Some records
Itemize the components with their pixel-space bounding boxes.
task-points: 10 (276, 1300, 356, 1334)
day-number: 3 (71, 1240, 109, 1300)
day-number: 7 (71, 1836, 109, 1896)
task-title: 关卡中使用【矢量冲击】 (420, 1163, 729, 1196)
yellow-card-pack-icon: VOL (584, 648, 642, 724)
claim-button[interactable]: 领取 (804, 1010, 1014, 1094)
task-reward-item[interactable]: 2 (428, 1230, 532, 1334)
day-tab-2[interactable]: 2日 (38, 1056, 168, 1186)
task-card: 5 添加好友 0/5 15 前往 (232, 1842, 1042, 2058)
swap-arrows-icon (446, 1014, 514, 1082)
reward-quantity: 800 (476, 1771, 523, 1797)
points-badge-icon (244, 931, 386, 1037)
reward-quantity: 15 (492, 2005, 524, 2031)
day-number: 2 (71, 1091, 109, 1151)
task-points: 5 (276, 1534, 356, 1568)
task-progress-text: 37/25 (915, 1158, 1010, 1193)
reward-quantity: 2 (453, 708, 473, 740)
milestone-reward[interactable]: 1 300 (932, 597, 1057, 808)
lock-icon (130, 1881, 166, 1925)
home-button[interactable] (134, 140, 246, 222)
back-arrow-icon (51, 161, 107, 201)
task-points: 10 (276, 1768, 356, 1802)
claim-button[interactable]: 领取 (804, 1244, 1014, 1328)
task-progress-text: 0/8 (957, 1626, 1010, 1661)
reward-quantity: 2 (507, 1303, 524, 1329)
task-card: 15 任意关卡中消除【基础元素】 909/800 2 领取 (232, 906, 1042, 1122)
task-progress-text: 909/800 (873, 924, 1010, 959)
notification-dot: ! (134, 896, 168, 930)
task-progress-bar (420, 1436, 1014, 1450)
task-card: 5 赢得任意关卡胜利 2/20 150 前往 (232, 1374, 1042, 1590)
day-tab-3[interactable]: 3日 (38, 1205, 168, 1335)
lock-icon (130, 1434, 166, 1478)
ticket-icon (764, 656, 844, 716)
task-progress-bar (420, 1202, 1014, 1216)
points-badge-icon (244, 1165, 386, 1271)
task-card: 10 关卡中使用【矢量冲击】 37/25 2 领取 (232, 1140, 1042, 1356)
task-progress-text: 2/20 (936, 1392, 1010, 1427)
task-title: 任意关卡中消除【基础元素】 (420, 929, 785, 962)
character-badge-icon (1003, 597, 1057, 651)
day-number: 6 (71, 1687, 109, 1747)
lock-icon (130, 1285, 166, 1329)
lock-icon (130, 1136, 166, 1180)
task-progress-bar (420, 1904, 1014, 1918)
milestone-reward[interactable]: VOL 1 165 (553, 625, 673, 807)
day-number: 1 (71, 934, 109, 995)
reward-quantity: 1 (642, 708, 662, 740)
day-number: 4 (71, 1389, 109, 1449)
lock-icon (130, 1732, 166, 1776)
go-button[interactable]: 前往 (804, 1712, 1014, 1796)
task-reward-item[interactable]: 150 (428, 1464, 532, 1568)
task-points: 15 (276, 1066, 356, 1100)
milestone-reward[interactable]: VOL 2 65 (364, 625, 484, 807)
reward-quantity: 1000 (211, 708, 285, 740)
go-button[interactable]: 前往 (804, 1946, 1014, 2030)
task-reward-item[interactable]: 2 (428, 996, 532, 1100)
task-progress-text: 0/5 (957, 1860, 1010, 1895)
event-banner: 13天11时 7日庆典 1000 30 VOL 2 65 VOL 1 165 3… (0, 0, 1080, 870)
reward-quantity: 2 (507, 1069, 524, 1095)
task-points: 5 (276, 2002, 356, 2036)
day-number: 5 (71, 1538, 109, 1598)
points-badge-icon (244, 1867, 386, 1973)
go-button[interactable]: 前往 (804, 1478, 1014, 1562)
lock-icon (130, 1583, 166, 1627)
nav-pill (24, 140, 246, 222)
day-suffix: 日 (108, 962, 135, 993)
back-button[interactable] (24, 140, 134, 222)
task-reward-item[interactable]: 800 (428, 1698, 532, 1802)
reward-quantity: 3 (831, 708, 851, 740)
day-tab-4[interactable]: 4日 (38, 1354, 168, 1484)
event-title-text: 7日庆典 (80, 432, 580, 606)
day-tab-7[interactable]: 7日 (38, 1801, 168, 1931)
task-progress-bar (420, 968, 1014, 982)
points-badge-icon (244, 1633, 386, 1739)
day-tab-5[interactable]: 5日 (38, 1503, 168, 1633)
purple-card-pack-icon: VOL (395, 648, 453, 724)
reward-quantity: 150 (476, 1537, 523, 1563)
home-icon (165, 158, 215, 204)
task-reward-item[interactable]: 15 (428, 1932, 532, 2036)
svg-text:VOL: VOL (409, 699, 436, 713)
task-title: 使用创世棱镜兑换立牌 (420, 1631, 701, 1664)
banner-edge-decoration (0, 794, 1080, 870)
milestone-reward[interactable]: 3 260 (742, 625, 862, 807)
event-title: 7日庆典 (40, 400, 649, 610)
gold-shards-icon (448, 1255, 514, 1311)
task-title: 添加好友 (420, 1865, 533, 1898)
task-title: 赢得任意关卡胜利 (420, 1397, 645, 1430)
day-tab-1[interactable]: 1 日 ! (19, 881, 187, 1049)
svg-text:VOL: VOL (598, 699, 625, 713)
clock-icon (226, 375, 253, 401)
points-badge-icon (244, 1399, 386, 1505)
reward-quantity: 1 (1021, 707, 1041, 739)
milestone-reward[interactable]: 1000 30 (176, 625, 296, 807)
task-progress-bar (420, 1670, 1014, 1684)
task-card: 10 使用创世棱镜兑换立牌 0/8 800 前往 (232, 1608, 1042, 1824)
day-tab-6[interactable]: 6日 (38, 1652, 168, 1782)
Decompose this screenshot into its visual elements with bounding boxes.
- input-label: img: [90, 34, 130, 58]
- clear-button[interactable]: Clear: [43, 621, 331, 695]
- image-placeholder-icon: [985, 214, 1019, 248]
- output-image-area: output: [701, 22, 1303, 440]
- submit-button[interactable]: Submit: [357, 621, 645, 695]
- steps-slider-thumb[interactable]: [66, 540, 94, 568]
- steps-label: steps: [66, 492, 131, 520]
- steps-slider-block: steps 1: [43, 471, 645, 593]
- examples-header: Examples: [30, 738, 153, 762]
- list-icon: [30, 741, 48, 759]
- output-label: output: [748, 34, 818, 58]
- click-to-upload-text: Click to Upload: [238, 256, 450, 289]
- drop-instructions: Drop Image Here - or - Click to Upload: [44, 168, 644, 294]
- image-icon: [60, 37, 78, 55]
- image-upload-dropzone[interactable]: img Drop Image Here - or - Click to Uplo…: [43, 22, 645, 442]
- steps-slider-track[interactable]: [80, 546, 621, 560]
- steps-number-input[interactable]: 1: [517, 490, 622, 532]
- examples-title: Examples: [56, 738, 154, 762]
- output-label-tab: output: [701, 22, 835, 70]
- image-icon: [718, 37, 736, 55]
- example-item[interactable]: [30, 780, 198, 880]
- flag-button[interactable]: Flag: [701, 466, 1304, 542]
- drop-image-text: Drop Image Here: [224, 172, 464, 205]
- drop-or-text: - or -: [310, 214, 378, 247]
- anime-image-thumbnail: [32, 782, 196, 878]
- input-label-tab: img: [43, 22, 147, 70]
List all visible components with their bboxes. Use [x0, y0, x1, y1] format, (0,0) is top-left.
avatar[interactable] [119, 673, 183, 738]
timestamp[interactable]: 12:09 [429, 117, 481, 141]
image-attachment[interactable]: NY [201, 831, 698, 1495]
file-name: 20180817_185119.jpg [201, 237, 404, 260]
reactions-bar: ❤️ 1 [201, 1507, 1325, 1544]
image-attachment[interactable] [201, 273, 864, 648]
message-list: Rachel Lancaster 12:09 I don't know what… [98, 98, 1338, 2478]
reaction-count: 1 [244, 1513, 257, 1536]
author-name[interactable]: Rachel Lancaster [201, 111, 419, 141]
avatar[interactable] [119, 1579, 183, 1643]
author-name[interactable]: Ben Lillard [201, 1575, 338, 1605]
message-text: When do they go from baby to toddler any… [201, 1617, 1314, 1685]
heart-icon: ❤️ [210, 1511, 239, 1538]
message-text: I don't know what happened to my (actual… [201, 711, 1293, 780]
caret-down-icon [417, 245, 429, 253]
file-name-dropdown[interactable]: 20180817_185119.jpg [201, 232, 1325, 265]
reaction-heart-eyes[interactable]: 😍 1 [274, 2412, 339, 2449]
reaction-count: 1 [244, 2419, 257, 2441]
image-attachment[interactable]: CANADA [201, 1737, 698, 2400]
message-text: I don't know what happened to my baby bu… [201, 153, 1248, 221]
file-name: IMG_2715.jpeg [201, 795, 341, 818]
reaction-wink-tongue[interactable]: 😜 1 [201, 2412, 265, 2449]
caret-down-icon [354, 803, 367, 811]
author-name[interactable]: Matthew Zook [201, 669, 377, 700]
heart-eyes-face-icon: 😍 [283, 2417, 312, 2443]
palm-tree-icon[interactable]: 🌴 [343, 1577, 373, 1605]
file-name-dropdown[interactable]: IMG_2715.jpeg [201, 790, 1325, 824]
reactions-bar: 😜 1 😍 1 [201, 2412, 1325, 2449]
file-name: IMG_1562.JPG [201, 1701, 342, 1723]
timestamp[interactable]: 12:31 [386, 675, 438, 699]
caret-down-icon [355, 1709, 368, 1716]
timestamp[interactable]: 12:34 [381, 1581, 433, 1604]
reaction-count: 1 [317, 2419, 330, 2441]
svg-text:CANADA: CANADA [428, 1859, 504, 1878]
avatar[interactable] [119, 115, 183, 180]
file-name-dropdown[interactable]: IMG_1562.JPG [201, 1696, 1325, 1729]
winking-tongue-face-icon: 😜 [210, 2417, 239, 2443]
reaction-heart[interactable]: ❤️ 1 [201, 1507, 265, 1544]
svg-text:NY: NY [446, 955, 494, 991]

Exercise
Rewrite the data from its first line through the line containing "go-button[interactable]: 前往 (804, 1712, 1014, 1796)", inclusive, as a numbered list with any blank lines left out.

Problem solution
1. Itemize the components with their pixel-space bounding boxes.
2. task-points: 10 (276, 1300, 356, 1334)
3. day-number: 3 (71, 1240, 109, 1300)
4. day-number: 7 (71, 1836, 109, 1896)
5. task-title: 关卡中使用【矢量冲击】 (420, 1163, 729, 1196)
6. yellow-card-pack-icon: VOL (584, 648, 642, 724)
7. claim-button[interactable]: 领取 (804, 1010, 1014, 1094)
8. task-reward-item[interactable]: 2 (428, 1230, 532, 1334)
9. day-tab-2[interactable]: 2日 (38, 1056, 168, 1186)
10. task-card: 5 添加好友 0/5 15 前往 (232, 1842, 1042, 2058)
11. swap-arrows-icon (446, 1014, 514, 1082)
12. reward-quantity: 800 (476, 1771, 523, 1797)
13. points-badge-icon (244, 931, 386, 1037)
14. reward-quantity: 15 (492, 2005, 524, 2031)
15. day-number: 2 (71, 1091, 109, 1151)
16. task-points: 5 (276, 1534, 356, 1568)
17. task-progress-text: 37/25 (915, 1158, 1010, 1193)
18. reward-quantity: 2 (453, 708, 473, 740)
19. milestone-reward[interactable]: 1 300 (932, 597, 1057, 808)
20. lock-icon (130, 1881, 166, 1925)
21. home-button[interactable] (134, 140, 246, 222)
22. back-arrow-icon (51, 161, 107, 201)
23. task-points: 10 (276, 1768, 356, 1802)
24. claim-button[interactable]: 领取 (804, 1244, 1014, 1328)
25. task-progress-text: 0/8 (957, 1626, 1010, 1661)
26. reward-quantity: 2 (507, 1303, 524, 1329)
27. task-card: 15 任意关卡中消除【基础元素】 909/800 2 领取 (232, 906, 1042, 1122)
28. task-progress-text: 909/800 (873, 924, 1010, 959)
29. notification-dot: ! (134, 896, 168, 930)
30. task-progress-bar (420, 1436, 1014, 1450)
31. task-card: 5 赢得任意关卡胜利 2/20 150 前往 (232, 1374, 1042, 1590)
32. day-tab-3[interactable]: 3日 (38, 1205, 168, 1335)
33. lock-icon (130, 1434, 166, 1478)
34. ticket-icon (764, 656, 844, 716)
35. task-progress-bar (420, 1202, 1014, 1216)
36. points-badge-icon (244, 1165, 386, 1271)
37. task-card: 10 关卡中使用【矢量冲击】 37/25 2 领取 (232, 1140, 1042, 1356)
38. task-progress-text: 2/20 (936, 1392, 1010, 1427)
39. task-title: 任意关卡中消除【基础元素】 (420, 929, 785, 962)
40. character-badge-icon (1003, 597, 1057, 651)
41. day-number: 6 (71, 1687, 109, 1747)
42. lock-icon (130, 1285, 166, 1329)
43. lock-icon (130, 1136, 166, 1180)
44. task-progress-bar (420, 1904, 1014, 1918)
45. milestone-reward[interactable]: VOL 1 165 (553, 625, 673, 807)
46. day-number: 1 (71, 934, 109, 995)
47. reward-quantity: 1 (642, 708, 662, 740)
48. day-number: 4 (71, 1389, 109, 1449)
49. lock-icon (130, 1732, 166, 1776)
50. go-button[interactable]: 前往 (804, 1712, 1014, 1796)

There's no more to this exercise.